Provided records
━━━━
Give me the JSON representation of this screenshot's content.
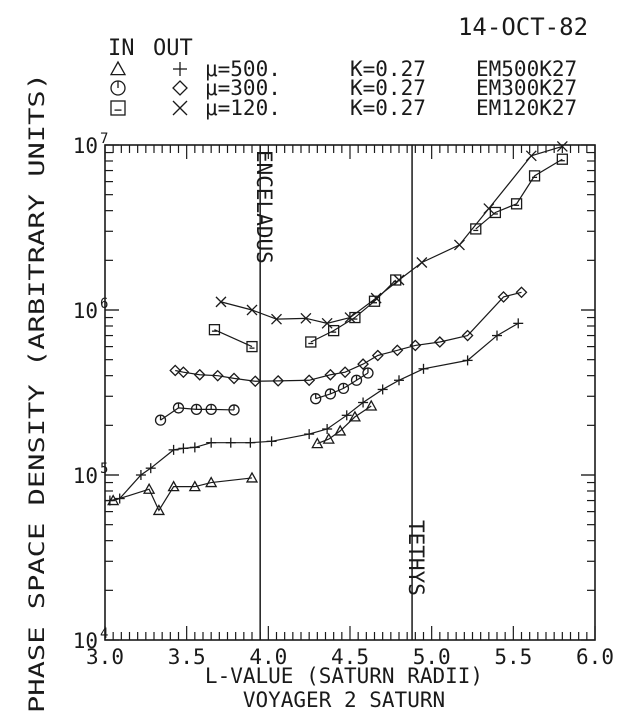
{
  "chart_data": {
    "type": "line",
    "title": "VOYAGER 2 SATURN",
    "date": "14-OCT-82",
    "xlabel": "L-VALUE (SATURN RADII)",
    "ylabel": "PHASE SPACE DENSITY (ARBITRARY UNITS)",
    "xlim": [
      3.0,
      6.0
    ],
    "ylim": [
      10000,
      10000000
    ],
    "yscale": "log",
    "xticks": [
      "3.0",
      "3.5",
      "4.0",
      "4.5",
      "5.0",
      "5.5",
      "6.0"
    ],
    "yticks": [
      {
        "base": "10",
        "exp": "4"
      },
      {
        "base": "10",
        "exp": "5"
      },
      {
        "base": "10",
        "exp": "6"
      },
      {
        "base": "10",
        "exp": "7"
      }
    ],
    "legend": {
      "in_label": "IN",
      "out_label": "OUT",
      "entries": [
        {
          "mu": "μ=500.",
          "k": "K=0.27",
          "code": "EM500K27",
          "in_marker": "triangle",
          "out_marker": "plus"
        },
        {
          "mu": "μ=300.",
          "k": "K=0.27",
          "code": "EM300K27",
          "in_marker": "circle",
          "out_marker": "diamond"
        },
        {
          "mu": "μ=120.",
          "k": "K=0.27",
          "code": "EM120K27",
          "in_marker": "square",
          "out_marker": "cross"
        }
      ]
    },
    "annotations": [
      {
        "text": "ENCELADUS",
        "x": 3.95
      },
      {
        "text": "TETHYS",
        "x": 4.88
      }
    ],
    "series": [
      {
        "marker": "triangle",
        "points": [
          [
            3.05,
            70000
          ],
          [
            3.27,
            82000
          ],
          [
            3.33,
            61000
          ],
          [
            3.42,
            85000
          ],
          [
            3.55,
            85000
          ],
          [
            3.65,
            90000
          ],
          [
            3.9,
            96000
          ]
        ]
      },
      {
        "marker": "triangle",
        "points": [
          [
            4.3,
            155000
          ],
          [
            4.37,
            165000
          ],
          [
            4.44,
            185000
          ],
          [
            4.53,
            225000
          ],
          [
            4.63,
            262000
          ]
        ]
      },
      {
        "marker": "plus",
        "points": [
          [
            3.03,
            70000
          ],
          [
            3.09,
            72000
          ],
          [
            3.22,
            100000
          ],
          [
            3.28,
            110000
          ],
          [
            3.42,
            142000
          ],
          [
            3.48,
            145000
          ],
          [
            3.55,
            147000
          ],
          [
            3.65,
            157000
          ],
          [
            3.77,
            157000
          ],
          [
            3.89,
            157000
          ],
          [
            4.02,
            160000
          ],
          [
            4.25,
            177000
          ],
          [
            4.36,
            190000
          ],
          [
            4.48,
            230000
          ],
          [
            4.58,
            275000
          ],
          [
            4.7,
            330000
          ],
          [
            4.8,
            375000
          ],
          [
            4.95,
            440000
          ],
          [
            5.22,
            495000
          ],
          [
            5.4,
            700000
          ],
          [
            5.53,
            830000
          ]
        ]
      },
      {
        "marker": "circle",
        "points": [
          [
            3.34,
            215000
          ],
          [
            3.45,
            255000
          ],
          [
            3.56,
            250000
          ],
          [
            3.65,
            250000
          ],
          [
            3.79,
            248000
          ]
        ]
      },
      {
        "marker": "circle",
        "points": [
          [
            4.29,
            290000
          ],
          [
            4.38,
            310000
          ],
          [
            4.46,
            335000
          ],
          [
            4.54,
            375000
          ],
          [
            4.61,
            415000
          ]
        ]
      },
      {
        "marker": "diamond",
        "points": [
          [
            3.43,
            430000
          ],
          [
            3.48,
            420000
          ],
          [
            3.58,
            405000
          ],
          [
            3.69,
            400000
          ],
          [
            3.79,
            385000
          ],
          [
            3.92,
            370000
          ],
          [
            4.06,
            372000
          ],
          [
            4.25,
            375000
          ],
          [
            4.38,
            405000
          ],
          [
            4.47,
            420000
          ],
          [
            4.58,
            470000
          ],
          [
            4.67,
            530000
          ],
          [
            4.79,
            570000
          ],
          [
            4.9,
            610000
          ],
          [
            5.05,
            640000
          ],
          [
            5.22,
            700000
          ],
          [
            5.44,
            1200000
          ],
          [
            5.55,
            1280000
          ]
        ]
      },
      {
        "marker": "square",
        "points": [
          [
            3.67,
            760000
          ],
          [
            3.9,
            600000
          ]
        ]
      },
      {
        "marker": "square",
        "points": [
          [
            4.26,
            640000
          ],
          [
            4.4,
            750000
          ],
          [
            4.53,
            900000
          ],
          [
            4.65,
            1130000
          ],
          [
            4.78,
            1520000
          ]
        ]
      },
      {
        "marker": "square",
        "points": [
          [
            5.27,
            3100000
          ],
          [
            5.39,
            3900000
          ],
          [
            5.52,
            4400000
          ],
          [
            5.63,
            6500000
          ],
          [
            5.8,
            8200000
          ]
        ]
      },
      {
        "marker": "cross",
        "points": [
          [
            3.71,
            1120000
          ],
          [
            3.9,
            1000000
          ],
          [
            4.05,
            880000
          ],
          [
            4.23,
            890000
          ],
          [
            4.36,
            830000
          ],
          [
            4.5,
            900000
          ],
          [
            4.66,
            1180000
          ],
          [
            4.8,
            1520000
          ],
          [
            4.94,
            1940000
          ],
          [
            5.17,
            2480000
          ],
          [
            5.35,
            4120000
          ],
          [
            5.61,
            8600000
          ],
          [
            5.8,
            9800000
          ]
        ]
      }
    ]
  }
}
━━━━
Goal
The records above are to be restated exactly, without their pictures.

Output for this exercise
Give me the JSON representation of this screenshot's content.
{
  "chart_data": {
    "type": "line",
    "title": "VOYAGER 2 SATURN",
    "date": "14-OCT-82",
    "xlabel": "L-VALUE (SATURN RADII)",
    "ylabel": "PHASE SPACE DENSITY (ARBITRARY UNITS)",
    "xlim": [
      3.0,
      6.0
    ],
    "ylim": [
      10000,
      10000000
    ],
    "yscale": "log",
    "xticks": [
      "3.0",
      "3.5",
      "4.0",
      "4.5",
      "5.0",
      "5.5",
      "6.0"
    ],
    "yticks": [
      {
        "base": "10",
        "exp": "4"
      },
      {
        "base": "10",
        "exp": "5"
      },
      {
        "base": "10",
        "exp": "6"
      },
      {
        "base": "10",
        "exp": "7"
      }
    ],
    "legend": {
      "in_label": "IN",
      "out_label": "OUT",
      "entries": [
        {
          "mu": "μ=500.",
          "k": "K=0.27",
          "code": "EM500K27",
          "in_marker": "triangle",
          "out_marker": "plus"
        },
        {
          "mu": "μ=300.",
          "k": "K=0.27",
          "code": "EM300K27",
          "in_marker": "circle",
          "out_marker": "diamond"
        },
        {
          "mu": "μ=120.",
          "k": "K=0.27",
          "code": "EM120K27",
          "in_marker": "square",
          "out_marker": "cross"
        }
      ]
    },
    "annotations": [
      {
        "text": "ENCELADUS",
        "x": 3.95
      },
      {
        "text": "TETHYS",
        "x": 4.88
      }
    ],
    "series": [
      {
        "marker": "triangle",
        "points": [
          [
            3.05,
            70000
          ],
          [
            3.27,
            82000
          ],
          [
            3.33,
            61000
          ],
          [
            3.42,
            85000
          ],
          [
            3.55,
            85000
          ],
          [
            3.65,
            90000
          ],
          [
            3.9,
            96000
          ]
        ]
      },
      {
        "marker": "triangle",
        "points": [
          [
            4.3,
            155000
          ],
          [
            4.37,
            165000
          ],
          [
            4.44,
            185000
          ],
          [
            4.53,
            225000
          ],
          [
            4.63,
            262000
          ]
        ]
      },
      {
        "marker": "plus",
        "points": [
          [
            3.03,
            70000
          ],
          [
            3.09,
            72000
          ],
          [
            3.22,
            100000
          ],
          [
            3.28,
            110000
          ],
          [
            3.42,
            142000
          ],
          [
            3.48,
            145000
          ],
          [
            3.55,
            147000
          ],
          [
            3.65,
            157000
          ],
          [
            3.77,
            157000
          ],
          [
            3.89,
            157000
          ],
          [
            4.02,
            160000
          ],
          [
            4.25,
            177000
          ],
          [
            4.36,
            190000
          ],
          [
            4.48,
            230000
          ],
          [
            4.58,
            275000
          ],
          [
            4.7,
            330000
          ],
          [
            4.8,
            375000
          ],
          [
            4.95,
            440000
          ],
          [
            5.22,
            495000
          ],
          [
            5.4,
            700000
          ],
          [
            5.53,
            830000
          ]
        ]
      },
      {
        "marker": "circle",
        "points": [
          [
            3.34,
            215000
          ],
          [
            3.45,
            255000
          ],
          [
            3.56,
            250000
          ],
          [
            3.65,
            250000
          ],
          [
            3.79,
            248000
          ]
        ]
      },
      {
        "marker": "circle",
        "points": [
          [
            4.29,
            290000
          ],
          [
            4.38,
            310000
          ],
          [
            4.46,
            335000
          ],
          [
            4.54,
            375000
          ],
          [
            4.61,
            415000
          ]
        ]
      },
      {
        "marker": "diamond",
        "points": [
          [
            3.43,
            430000
          ],
          [
            3.48,
            420000
          ],
          [
            3.58,
            405000
          ],
          [
            3.69,
            400000
          ],
          [
            3.79,
            385000
          ],
          [
            3.92,
            370000
          ],
          [
            4.06,
            372000
          ],
          [
            4.25,
            375000
          ],
          [
            4.38,
            405000
          ],
          [
            4.47,
            420000
          ],
          [
            4.58,
            470000
          ],
          [
            4.67,
            530000
          ],
          [
            4.79,
            570000
          ],
          [
            4.9,
            610000
          ],
          [
            5.05,
            640000
          ],
          [
            5.22,
            700000
          ],
          [
            5.44,
            1200000
          ],
          [
            5.55,
            1280000
          ]
        ]
      },
      {
        "marker": "square",
        "points": [
          [
            3.67,
            760000
          ],
          [
            3.9,
            600000
          ]
        ]
      },
      {
        "marker": "square",
        "points": [
          [
            4.26,
            640000
          ],
          [
            4.4,
            750000
          ],
          [
            4.53,
            900000
          ],
          [
            4.65,
            1130000
          ],
          [
            4.78,
            1520000
          ]
        ]
      },
      {
        "marker": "square",
        "points": [
          [
            5.27,
            3100000
          ],
          [
            5.39,
            3900000
          ],
          [
            5.52,
            4400000
          ],
          [
            5.63,
            6500000
          ],
          [
            5.8,
            8200000
          ]
        ]
      },
      {
        "marker": "cross",
        "points": [
          [
            3.71,
            1120000
          ],
          [
            3.9,
            1000000
          ],
          [
            4.05,
            880000
          ],
          [
            4.23,
            890000
          ],
          [
            4.36,
            830000
          ],
          [
            4.5,
            900000
          ],
          [
            4.66,
            1180000
          ],
          [
            4.8,
            1520000
          ],
          [
            4.94,
            1940000
          ],
          [
            5.17,
            2480000
          ],
          [
            5.35,
            4120000
          ],
          [
            5.61,
            8600000
          ],
          [
            5.8,
            9800000
          ]
        ]
      }
    ]
  }
}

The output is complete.